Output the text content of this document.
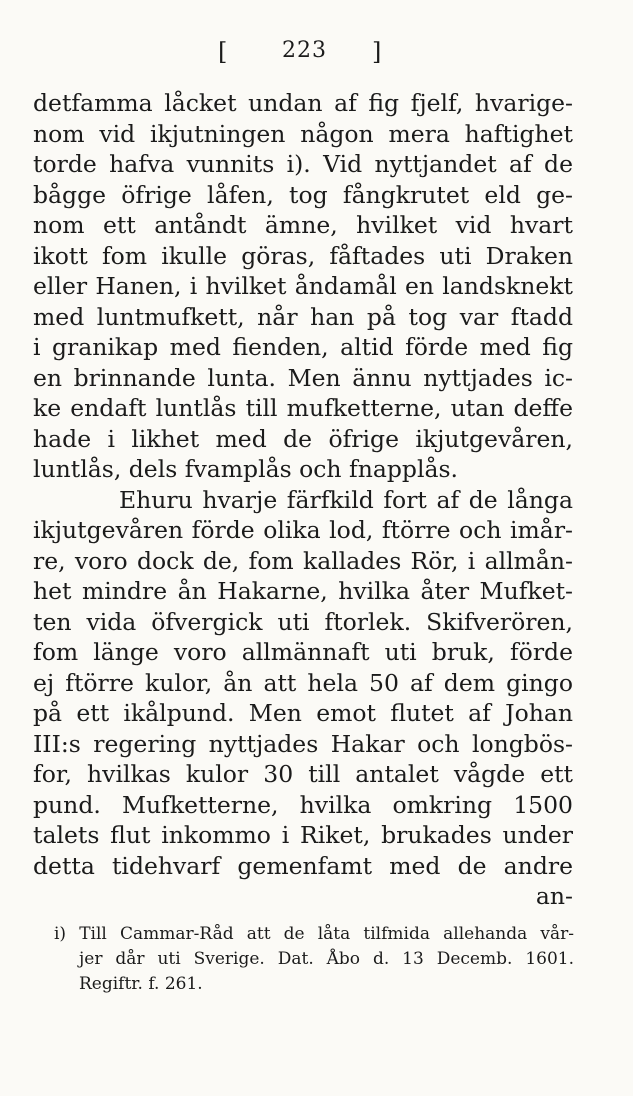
[ 223 ]
detfamma låcket undan af fig fjelf, hvarige-
nom vid ikjutningen någon mera haftighet
torde hafva vunnits i). Vid nyttjandet af de
bågge öfrige låfen, tog fångkrutet eld ge-
nom ett antåndt ämne, hvilket vid hvart
ikott fom ikulle göras, fåftades uti Draken
eller Hanen, i hvilket åndamål en landsknekt
med luntmufkett, når han på tog var ftadd
i granikap med fienden, altid förde med fig
en brinnande lunta. Men ännu nyttjades ic-
ke endaft luntlås till mufketterne, utan deffe
hade i likhet med de öfrige ikjutgevåren,
luntlås, dels fvamplås och fnapplås.
Ehuru hvarje färfkild fort af de långa
ikjutgevåren förde olika lod, ftörre och imår-
re, voro dock de, fom kallades Rör, i allmån-
het mindre ån Hakarne, hvilka åter Mufket-
ten vida öfvergick uti ftorlek. Skifverören,
fom länge voro allmännaft uti bruk, förde
ej ftörre kulor, ån att hela 50 af dem gingo
på ett ikålpund. Men emot flutet af Johan
III:s regering nyttjades Hakar och longbös-
for, hvilkas kulor 30 till antalet vågde ett
pund. Mufketterne, hvilka omkring 1500
talets flut inkommo i Riket, brukades under
detta tidehvarf gemenfamt med de andre
an-
i) Till Cammar-Råd att de låta tilfmida allehanda vår-
jer dår uti Sverige. Dat. Åbo d. 13 Decemb. 1601.
Regiftr. f. 261.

* * * * *

Identify all lines where the word "nyttjades" shows up. Copy them.

en brinnande lunta. Men ännu nyttjades ic-
III:s regering nyttjades Hakar och longbös-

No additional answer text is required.